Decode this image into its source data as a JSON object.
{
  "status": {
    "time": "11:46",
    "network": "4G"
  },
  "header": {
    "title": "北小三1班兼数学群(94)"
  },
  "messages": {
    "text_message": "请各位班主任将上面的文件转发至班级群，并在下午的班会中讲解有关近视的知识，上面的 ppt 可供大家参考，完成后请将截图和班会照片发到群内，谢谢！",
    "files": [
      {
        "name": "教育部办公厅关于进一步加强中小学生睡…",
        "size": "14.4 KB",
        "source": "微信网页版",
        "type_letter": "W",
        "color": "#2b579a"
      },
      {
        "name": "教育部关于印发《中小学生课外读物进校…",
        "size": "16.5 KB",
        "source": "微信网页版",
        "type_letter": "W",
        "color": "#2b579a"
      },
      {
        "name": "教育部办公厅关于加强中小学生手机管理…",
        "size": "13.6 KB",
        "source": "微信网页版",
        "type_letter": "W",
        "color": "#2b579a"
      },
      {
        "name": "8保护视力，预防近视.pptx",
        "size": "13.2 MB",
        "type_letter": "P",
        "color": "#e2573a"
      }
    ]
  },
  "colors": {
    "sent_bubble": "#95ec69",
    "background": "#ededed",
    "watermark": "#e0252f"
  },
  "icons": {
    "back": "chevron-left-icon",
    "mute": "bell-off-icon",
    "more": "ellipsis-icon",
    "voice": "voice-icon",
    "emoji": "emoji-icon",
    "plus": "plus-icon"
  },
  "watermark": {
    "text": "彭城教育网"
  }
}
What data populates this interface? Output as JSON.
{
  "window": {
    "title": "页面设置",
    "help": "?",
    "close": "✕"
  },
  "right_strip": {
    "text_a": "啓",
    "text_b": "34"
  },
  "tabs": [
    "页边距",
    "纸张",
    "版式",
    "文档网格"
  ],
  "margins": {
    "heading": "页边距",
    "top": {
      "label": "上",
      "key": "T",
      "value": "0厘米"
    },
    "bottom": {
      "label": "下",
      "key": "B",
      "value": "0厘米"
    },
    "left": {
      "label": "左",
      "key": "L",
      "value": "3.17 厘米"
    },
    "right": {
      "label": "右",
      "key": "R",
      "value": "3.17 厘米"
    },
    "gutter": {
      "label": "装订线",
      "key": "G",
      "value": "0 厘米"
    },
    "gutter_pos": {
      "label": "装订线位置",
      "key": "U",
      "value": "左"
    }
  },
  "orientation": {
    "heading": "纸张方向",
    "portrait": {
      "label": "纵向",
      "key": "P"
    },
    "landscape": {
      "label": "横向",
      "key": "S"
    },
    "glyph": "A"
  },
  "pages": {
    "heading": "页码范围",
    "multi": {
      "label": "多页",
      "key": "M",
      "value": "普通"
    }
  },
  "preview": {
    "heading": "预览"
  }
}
========================================================================
Exactly and only the lines from the one containing "What data populates" through the end of the material are to be reproduced, both ends included.

What data populates this interface? Output as JSON.
{
  "window": {
    "title": "页面设置",
    "help": "?",
    "close": "✕"
  },
  "right_strip": {
    "text_a": "啓",
    "text_b": "34"
  },
  "tabs": [
    "页边距",
    "纸张",
    "版式",
    "文档网格"
  ],
  "margins": {
    "heading": "页边距",
    "top": {
      "label": "上",
      "key": "T",
      "value": "0厘米"
    },
    "bottom": {
      "label": "下",
      "key": "B",
      "value": "0厘米"
    },
    "left": {
      "label": "左",
      "key": "L",
      "value": "3.17 厘米"
    },
    "right": {
      "label": "右",
      "key": "R",
      "value": "3.17 厘米"
    },
    "gutter": {
      "label": "装订线",
      "key": "G",
      "value": "0 厘米"
    },
    "gutter_pos": {
      "label": "装订线位置",
      "key": "U",
      "value": "左"
    }
  },
  "orientation": {
    "heading": "纸张方向",
    "portrait": {
      "label": "纵向",
      "key": "P"
    },
    "landscape": {
      "label": "横向",
      "key": "S"
    },
    "glyph": "A"
  },
  "pages": {
    "heading": "页码范围",
    "multi": {
      "label": "多页",
      "key": "M",
      "value": "普通"
    }
  },
  "preview": {
    "heading": "预览"
  }
}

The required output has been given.